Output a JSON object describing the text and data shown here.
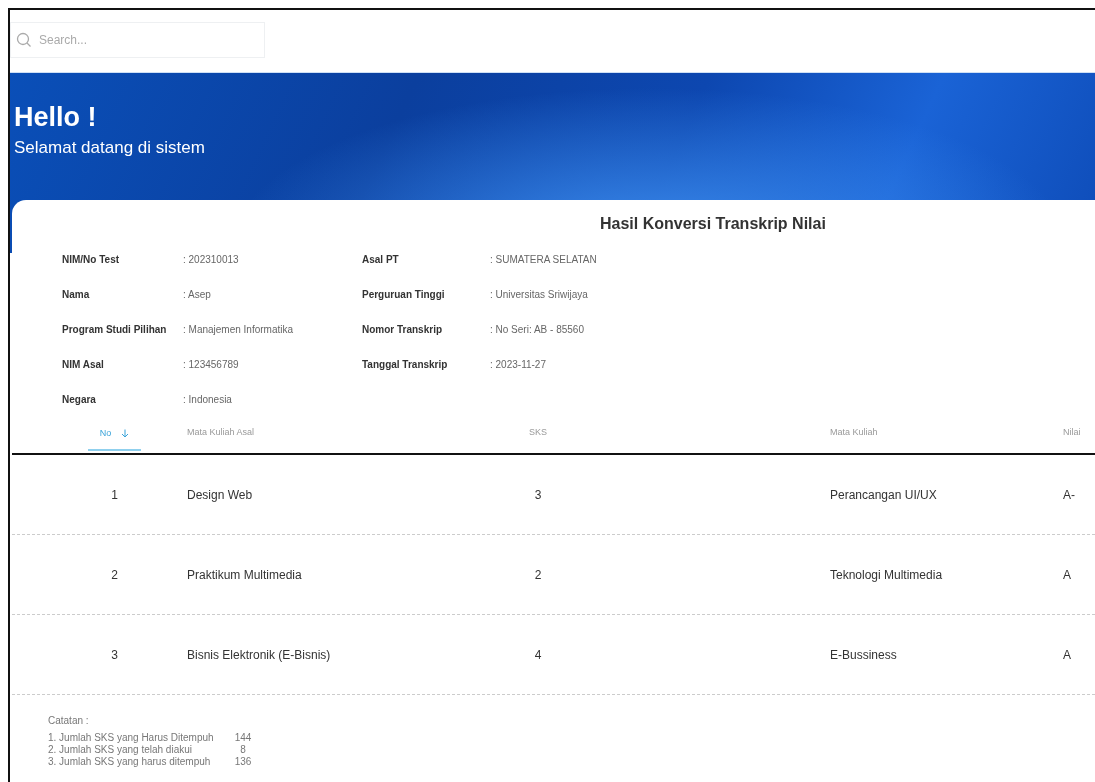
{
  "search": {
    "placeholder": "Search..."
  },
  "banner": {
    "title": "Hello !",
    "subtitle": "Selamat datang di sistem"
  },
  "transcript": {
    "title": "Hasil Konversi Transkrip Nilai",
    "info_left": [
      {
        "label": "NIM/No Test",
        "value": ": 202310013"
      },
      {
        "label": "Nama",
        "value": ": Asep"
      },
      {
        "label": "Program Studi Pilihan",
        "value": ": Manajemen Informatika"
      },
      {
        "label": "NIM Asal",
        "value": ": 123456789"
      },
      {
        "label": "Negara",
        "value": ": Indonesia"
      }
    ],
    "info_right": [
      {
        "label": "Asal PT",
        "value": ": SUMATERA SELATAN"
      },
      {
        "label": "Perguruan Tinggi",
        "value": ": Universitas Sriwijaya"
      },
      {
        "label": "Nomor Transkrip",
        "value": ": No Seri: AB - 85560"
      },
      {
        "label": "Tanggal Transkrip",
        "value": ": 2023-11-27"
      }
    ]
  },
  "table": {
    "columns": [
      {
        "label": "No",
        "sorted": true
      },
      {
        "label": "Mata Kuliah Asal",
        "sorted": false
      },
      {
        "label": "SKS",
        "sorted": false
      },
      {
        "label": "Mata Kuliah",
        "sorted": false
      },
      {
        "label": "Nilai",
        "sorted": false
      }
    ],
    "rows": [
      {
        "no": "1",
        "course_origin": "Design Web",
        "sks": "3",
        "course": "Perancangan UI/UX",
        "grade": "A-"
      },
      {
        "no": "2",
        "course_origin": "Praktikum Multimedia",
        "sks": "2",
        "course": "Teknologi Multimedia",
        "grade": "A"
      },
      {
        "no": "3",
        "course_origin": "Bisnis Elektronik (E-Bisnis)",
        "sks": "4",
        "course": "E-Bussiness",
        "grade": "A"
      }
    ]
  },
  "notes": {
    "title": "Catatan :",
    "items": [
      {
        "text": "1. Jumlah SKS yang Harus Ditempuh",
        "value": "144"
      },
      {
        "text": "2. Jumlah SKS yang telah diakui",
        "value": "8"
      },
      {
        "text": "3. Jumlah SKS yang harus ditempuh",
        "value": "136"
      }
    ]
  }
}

****************

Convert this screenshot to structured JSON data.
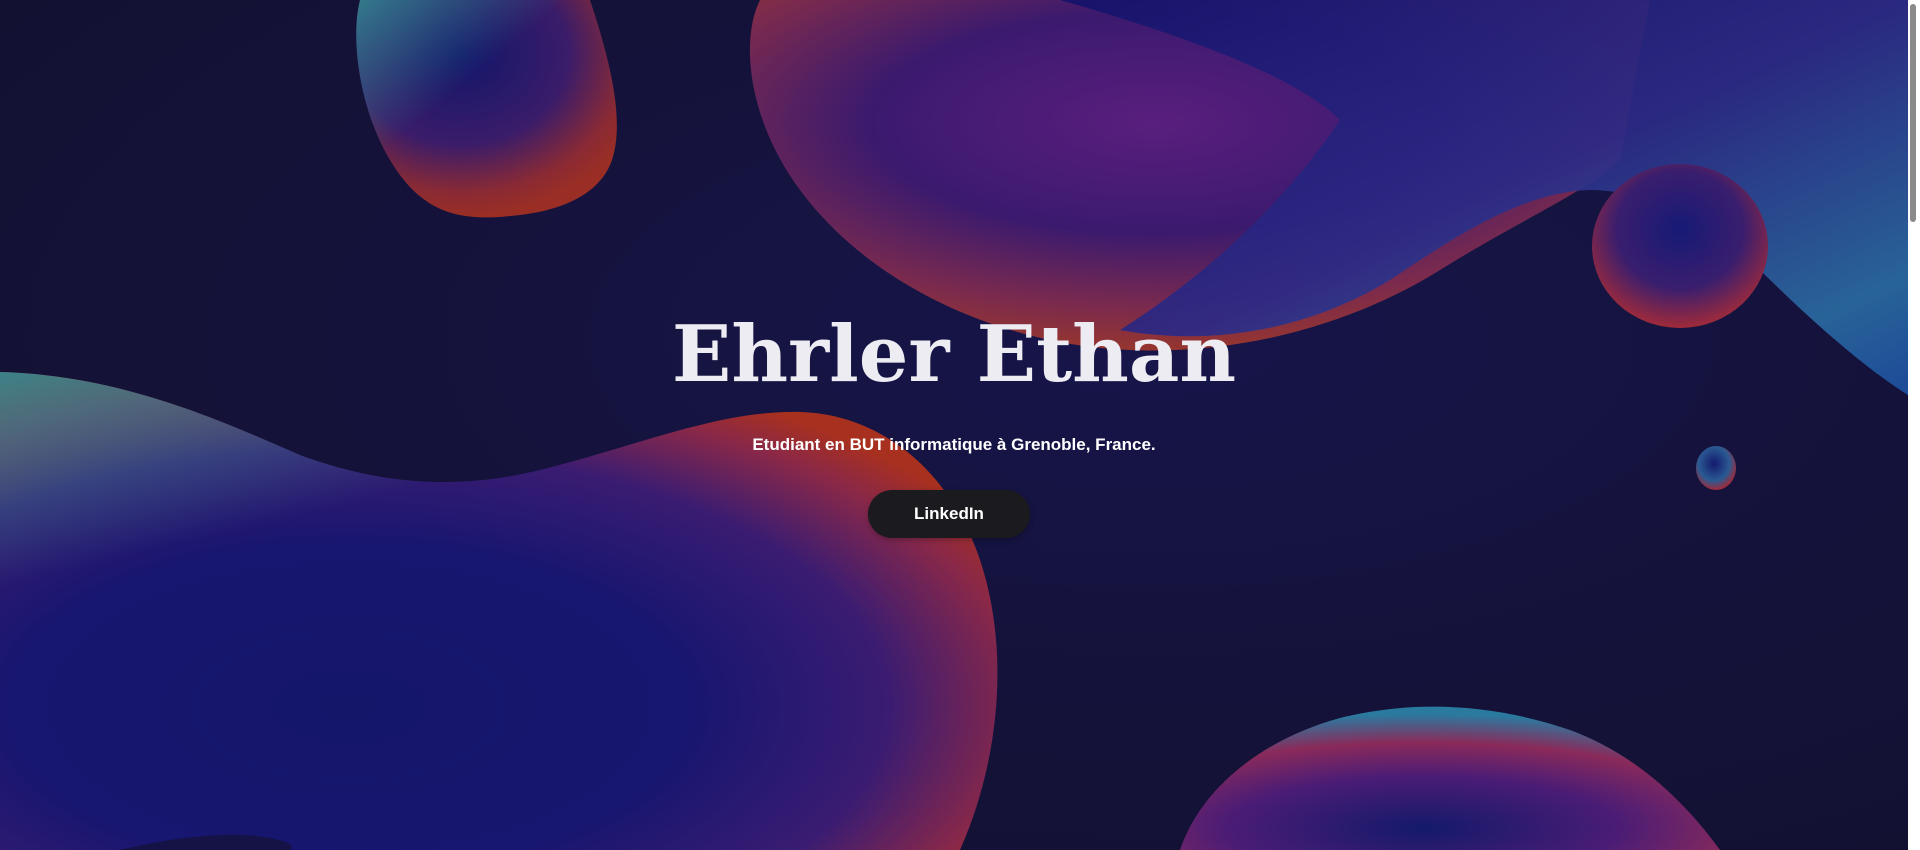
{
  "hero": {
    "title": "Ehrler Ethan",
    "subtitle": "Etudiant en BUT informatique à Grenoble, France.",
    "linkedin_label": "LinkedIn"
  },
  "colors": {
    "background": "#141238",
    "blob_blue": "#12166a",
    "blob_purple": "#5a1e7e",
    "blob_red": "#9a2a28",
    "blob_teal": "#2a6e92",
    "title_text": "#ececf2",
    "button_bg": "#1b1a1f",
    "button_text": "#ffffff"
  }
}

****************

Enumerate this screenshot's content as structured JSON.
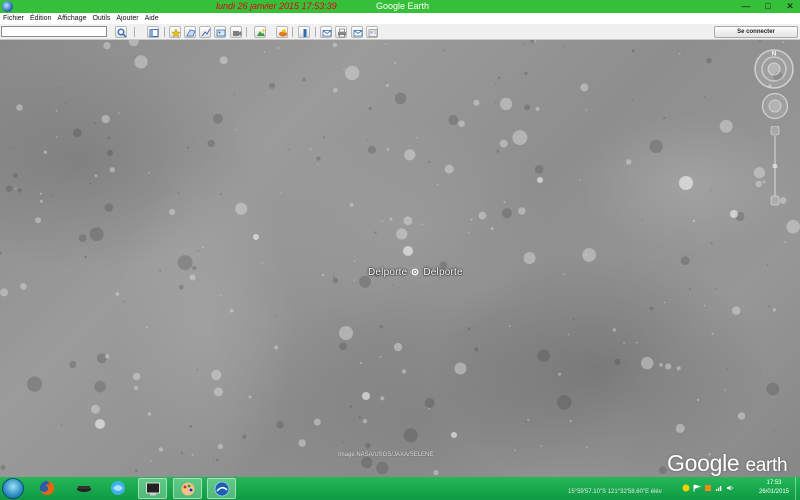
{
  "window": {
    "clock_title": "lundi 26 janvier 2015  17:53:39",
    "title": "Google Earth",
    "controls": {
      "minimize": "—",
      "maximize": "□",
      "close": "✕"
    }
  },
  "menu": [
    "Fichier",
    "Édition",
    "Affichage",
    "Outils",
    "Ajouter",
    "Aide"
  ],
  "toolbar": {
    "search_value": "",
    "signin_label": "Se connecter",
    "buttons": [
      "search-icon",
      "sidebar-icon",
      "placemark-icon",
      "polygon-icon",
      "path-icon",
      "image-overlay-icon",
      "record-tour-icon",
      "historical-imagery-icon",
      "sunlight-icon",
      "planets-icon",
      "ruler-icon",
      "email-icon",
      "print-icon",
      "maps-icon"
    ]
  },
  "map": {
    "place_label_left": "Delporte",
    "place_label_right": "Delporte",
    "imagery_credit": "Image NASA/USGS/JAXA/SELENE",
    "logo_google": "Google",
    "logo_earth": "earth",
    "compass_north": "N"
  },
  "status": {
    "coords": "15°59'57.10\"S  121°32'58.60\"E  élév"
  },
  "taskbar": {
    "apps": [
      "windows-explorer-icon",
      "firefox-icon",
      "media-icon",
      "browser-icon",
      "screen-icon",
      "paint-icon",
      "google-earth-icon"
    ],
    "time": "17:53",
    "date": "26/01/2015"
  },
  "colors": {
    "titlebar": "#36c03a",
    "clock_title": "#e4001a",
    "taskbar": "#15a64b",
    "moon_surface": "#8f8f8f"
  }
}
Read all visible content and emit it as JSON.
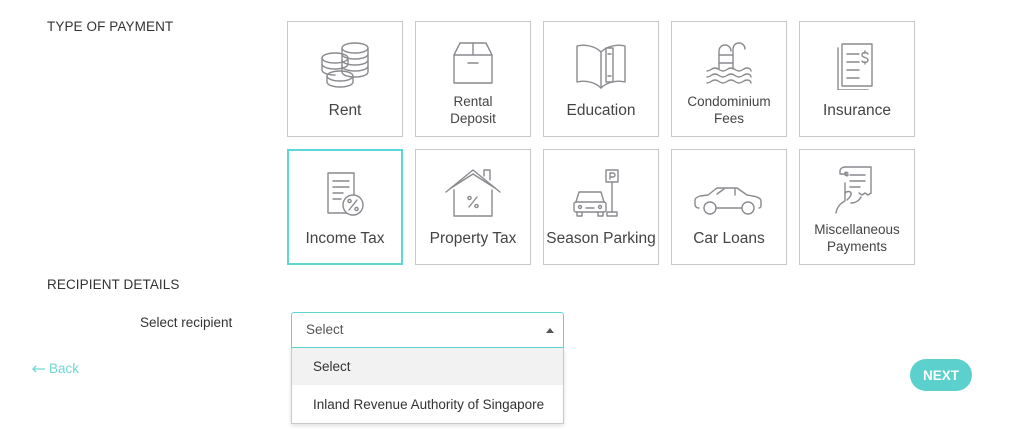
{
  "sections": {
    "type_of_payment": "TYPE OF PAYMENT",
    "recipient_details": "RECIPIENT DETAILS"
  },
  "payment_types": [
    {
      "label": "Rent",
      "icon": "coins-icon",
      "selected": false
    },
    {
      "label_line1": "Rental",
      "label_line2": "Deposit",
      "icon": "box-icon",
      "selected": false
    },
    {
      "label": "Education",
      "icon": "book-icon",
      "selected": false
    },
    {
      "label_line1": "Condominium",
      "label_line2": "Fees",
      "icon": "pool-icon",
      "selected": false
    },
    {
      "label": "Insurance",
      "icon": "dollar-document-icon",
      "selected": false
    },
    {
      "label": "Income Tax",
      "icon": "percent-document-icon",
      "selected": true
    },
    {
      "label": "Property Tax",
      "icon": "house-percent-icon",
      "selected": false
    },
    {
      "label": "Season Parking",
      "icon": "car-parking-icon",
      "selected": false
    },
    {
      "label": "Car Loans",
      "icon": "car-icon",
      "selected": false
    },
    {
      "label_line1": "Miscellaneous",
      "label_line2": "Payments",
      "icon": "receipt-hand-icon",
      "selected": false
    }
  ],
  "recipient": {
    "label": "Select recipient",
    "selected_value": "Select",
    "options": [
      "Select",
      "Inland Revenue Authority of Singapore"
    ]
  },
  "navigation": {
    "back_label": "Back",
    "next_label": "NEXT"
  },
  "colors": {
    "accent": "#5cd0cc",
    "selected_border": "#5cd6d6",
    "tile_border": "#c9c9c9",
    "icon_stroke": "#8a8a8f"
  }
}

****************

Exercise prompt
Every line that holds the word "document" should be extracted.

The result
      "icon": "dollar-document-icon",
      "icon": "percent-document-icon",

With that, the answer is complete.